### Set task
Restate the entire listing word for word.

— BEGIN Task input —

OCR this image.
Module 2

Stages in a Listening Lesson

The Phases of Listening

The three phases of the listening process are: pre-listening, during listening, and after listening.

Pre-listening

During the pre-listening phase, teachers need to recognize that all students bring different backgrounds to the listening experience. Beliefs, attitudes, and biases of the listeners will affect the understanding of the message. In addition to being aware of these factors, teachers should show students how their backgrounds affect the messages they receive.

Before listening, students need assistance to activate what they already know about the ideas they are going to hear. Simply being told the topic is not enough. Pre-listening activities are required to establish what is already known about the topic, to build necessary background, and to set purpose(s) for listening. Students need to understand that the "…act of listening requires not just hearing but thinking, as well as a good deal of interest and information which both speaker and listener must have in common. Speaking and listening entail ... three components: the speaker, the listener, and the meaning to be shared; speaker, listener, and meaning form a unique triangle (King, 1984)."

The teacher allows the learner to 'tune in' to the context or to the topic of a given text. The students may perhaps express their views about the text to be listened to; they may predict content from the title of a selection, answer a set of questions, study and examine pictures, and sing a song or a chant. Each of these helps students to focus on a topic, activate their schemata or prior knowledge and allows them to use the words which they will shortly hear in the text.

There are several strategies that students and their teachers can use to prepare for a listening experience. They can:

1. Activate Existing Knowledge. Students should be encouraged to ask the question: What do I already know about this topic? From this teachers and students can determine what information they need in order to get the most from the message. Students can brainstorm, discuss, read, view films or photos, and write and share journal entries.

— END Task input —

### Exercise output
OCR this image.
Module 2

Stages in a Listening Lesson

The Phases of Listening

The three phases of the listening process are: pre-listening, during listening, and after listening.

Pre-listening

During the pre-listening phase, teachers need to recognize that all students bring different backgrounds to the listening experience. Beliefs, attitudes, and biases of the listeners will affect the understanding of the message. In addition to being aware of these factors, teachers should show students how their backgrounds affect the messages they receive.

Before listening, students need assistance to activate what they already know about the ideas they are going to hear. Simply being told the topic is not enough. Pre-listening activities are required to establish what is already known about the topic, to build necessary background, and to set purpose(s) for listening. Students need to understand that the "…act of listening requires not just hearing but thinking, as well as a good deal of interest and information which both speaker and listener must have in common. Speaking and listening entail ... three components: the speaker, the listener, and the meaning to be shared; speaker, listener, and meaning form a unique triangle (King, 1984)."

The teacher allows the learner to 'tune in' to the context or to the topic of a given text. The students may perhaps express their views about the text to be listened to; they may predict content from the title of a selection, answer a set of questions, study and examine pictures, and sing a song or a chant. Each of these helps students to focus on a topic, activate their schemata or prior knowledge and allows them to use the words which they will shortly hear in the text.

There are several strategies that students and their teachers can use to prepare for a listening experience. They can:

1. Activate Existing Knowledge. Students should be encouraged to ask the question: What do I already know about this topic? From this teachers and students can determine what information they need in order to get the most from the message. Students can brainstorm, discuss, read, view films or photos, and write and share journal entries.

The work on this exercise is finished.